WHAT THE TASK ASKS> Show every line in the records below that contains the word "lifestyle".

Collection entries
---

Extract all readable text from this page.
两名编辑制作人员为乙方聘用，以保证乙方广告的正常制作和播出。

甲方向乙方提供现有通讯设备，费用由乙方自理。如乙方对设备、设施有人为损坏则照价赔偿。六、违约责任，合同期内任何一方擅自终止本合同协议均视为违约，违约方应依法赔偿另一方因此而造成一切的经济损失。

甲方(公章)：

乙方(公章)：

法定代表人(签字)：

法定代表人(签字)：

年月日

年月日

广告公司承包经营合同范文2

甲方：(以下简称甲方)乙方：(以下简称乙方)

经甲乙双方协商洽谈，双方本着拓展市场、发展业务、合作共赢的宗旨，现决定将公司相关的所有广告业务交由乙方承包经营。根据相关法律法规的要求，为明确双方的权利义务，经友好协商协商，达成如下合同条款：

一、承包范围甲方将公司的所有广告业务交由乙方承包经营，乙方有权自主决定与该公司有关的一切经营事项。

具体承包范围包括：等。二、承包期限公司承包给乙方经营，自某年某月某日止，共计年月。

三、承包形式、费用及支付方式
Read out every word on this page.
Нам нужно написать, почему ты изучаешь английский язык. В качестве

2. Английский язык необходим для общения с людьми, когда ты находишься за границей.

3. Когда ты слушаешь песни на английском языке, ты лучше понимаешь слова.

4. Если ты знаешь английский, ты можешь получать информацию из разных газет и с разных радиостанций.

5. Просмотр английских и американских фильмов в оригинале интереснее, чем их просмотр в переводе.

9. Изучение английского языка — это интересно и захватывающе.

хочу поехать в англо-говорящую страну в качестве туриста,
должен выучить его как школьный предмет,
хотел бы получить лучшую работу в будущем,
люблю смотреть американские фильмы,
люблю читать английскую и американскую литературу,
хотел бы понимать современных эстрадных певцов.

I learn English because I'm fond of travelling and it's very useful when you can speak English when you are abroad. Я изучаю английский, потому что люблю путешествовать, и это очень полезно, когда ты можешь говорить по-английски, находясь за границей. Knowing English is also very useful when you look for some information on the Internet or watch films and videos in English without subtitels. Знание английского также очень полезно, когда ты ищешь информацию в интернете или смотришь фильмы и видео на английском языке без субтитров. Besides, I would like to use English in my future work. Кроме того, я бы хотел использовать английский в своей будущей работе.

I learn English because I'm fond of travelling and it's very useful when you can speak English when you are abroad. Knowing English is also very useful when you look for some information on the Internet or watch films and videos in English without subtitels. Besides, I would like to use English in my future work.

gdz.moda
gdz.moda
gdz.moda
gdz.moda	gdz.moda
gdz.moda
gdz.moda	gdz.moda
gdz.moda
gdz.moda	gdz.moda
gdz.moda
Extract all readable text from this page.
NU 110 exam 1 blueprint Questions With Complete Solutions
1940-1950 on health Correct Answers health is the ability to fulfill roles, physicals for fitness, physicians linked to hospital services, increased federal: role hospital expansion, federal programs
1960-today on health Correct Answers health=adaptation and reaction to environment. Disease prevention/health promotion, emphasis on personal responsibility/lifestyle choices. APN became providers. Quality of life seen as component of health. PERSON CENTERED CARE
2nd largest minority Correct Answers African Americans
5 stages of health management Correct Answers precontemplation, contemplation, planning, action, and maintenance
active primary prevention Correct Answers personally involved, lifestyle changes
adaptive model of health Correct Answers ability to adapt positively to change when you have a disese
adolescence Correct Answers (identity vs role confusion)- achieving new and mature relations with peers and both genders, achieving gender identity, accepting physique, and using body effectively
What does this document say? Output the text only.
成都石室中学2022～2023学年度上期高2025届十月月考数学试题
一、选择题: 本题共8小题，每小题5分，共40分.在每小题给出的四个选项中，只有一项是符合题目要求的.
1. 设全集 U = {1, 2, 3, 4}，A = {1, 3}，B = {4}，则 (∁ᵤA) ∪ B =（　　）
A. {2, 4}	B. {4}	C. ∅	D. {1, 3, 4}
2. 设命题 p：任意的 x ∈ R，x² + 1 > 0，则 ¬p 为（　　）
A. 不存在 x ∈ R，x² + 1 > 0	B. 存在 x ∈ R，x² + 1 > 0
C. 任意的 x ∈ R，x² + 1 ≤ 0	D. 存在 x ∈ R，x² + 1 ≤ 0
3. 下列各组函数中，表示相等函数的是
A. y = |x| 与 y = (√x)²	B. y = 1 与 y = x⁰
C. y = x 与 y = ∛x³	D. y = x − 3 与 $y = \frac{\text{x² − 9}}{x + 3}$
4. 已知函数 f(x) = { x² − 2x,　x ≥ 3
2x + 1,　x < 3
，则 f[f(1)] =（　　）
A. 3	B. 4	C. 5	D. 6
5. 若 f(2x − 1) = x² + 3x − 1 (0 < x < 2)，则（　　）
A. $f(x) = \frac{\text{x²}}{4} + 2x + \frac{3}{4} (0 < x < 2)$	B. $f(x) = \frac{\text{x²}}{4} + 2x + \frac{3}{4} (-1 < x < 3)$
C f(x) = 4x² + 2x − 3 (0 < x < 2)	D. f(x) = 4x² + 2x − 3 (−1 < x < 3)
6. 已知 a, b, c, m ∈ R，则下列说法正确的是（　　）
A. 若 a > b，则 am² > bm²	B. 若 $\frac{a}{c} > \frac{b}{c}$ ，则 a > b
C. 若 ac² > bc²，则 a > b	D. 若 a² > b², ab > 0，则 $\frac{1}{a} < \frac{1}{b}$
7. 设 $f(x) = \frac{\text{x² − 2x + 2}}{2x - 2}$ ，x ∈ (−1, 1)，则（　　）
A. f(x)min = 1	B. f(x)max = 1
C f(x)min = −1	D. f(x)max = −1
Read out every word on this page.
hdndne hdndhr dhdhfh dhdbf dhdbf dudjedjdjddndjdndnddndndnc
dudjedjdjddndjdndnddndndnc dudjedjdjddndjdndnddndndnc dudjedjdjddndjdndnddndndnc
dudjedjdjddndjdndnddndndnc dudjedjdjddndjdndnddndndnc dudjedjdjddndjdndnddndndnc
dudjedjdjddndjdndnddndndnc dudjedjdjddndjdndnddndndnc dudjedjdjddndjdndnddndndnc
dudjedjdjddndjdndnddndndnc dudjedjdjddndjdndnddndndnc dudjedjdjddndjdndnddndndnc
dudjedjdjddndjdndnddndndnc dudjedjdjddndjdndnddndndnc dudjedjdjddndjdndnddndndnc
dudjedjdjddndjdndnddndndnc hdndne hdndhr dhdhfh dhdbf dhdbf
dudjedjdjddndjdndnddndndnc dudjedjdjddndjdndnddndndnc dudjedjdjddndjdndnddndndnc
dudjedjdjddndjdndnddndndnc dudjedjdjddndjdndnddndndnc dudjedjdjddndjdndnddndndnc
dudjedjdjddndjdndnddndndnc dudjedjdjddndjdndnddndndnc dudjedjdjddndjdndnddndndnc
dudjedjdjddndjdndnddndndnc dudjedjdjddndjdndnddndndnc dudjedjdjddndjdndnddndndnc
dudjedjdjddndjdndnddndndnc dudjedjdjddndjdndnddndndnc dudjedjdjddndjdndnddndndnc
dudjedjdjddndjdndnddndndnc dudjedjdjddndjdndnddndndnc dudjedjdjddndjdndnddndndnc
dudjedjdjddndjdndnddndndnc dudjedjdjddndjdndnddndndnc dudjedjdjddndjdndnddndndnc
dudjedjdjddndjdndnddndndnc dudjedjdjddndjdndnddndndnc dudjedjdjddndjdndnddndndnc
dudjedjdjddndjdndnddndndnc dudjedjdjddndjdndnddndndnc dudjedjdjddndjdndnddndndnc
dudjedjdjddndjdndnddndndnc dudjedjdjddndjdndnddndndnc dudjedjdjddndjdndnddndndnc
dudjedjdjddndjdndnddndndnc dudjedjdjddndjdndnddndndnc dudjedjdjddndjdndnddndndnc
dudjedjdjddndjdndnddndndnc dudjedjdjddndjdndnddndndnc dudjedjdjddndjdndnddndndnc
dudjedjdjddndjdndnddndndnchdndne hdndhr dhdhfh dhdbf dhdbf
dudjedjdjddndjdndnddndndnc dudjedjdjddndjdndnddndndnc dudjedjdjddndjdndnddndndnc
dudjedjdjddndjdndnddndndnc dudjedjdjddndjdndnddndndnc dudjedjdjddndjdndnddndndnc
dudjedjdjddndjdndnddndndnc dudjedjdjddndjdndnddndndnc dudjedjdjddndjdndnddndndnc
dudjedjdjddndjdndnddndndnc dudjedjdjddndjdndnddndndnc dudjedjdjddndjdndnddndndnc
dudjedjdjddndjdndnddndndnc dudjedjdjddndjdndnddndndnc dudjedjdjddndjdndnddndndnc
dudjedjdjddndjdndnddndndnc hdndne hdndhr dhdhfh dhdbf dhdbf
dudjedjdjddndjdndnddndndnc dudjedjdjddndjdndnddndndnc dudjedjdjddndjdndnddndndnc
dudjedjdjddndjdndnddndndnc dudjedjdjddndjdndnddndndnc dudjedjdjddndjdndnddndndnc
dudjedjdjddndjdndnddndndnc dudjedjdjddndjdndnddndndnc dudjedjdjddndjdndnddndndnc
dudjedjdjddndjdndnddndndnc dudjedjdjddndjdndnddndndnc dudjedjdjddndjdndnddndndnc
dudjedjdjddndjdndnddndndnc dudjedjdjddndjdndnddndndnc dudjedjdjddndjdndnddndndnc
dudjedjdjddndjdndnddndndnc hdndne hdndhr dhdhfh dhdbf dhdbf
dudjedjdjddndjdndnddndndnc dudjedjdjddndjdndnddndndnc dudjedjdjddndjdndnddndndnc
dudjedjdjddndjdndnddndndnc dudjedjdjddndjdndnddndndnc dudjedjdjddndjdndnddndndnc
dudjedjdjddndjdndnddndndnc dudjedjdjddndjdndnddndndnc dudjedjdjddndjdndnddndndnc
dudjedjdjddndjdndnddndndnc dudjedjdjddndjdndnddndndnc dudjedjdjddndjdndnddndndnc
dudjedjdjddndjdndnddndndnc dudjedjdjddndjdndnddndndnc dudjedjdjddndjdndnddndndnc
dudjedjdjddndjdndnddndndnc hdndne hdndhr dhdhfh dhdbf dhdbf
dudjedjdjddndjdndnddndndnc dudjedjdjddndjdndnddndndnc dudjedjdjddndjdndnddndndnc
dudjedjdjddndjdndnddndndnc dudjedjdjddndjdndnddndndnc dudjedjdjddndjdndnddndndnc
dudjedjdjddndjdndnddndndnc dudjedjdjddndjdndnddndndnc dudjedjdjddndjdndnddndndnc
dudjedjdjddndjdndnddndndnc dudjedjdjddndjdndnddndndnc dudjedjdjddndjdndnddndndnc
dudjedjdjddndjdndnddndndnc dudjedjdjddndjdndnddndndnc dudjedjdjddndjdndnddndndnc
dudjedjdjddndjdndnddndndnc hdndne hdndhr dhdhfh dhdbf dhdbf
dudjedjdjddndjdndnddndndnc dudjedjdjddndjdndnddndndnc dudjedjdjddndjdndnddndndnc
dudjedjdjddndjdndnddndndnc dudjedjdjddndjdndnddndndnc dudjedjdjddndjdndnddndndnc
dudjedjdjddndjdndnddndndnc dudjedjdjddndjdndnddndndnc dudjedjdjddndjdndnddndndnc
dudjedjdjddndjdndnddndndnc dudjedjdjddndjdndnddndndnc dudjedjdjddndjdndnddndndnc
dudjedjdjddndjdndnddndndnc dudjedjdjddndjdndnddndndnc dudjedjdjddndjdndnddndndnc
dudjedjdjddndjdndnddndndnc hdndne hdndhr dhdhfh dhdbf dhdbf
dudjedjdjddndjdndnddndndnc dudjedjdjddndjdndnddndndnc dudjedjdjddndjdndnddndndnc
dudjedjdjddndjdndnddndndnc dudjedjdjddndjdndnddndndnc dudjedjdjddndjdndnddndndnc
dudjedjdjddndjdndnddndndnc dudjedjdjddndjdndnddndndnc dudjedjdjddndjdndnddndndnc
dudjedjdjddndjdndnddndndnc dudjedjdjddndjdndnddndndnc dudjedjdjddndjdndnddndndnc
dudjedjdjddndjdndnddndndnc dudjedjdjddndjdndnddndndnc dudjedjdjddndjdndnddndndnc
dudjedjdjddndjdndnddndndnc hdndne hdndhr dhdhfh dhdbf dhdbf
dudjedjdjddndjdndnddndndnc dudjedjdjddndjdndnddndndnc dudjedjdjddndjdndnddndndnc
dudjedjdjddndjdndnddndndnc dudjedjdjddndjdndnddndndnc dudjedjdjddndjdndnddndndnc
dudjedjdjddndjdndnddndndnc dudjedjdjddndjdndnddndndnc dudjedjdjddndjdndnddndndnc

---

ANSWER TO THE PROBLEM>
1960-today on health Correct Answers health=adaptation and reaction to environment. Disease prevention/health promotion, emphasis on personal responsibility/lifestyle choices. APN became providers. Quality of life seen as component of health. PERSON CENTERED CARE
active primary prevention Correct Answers personally involved, lifestyle changes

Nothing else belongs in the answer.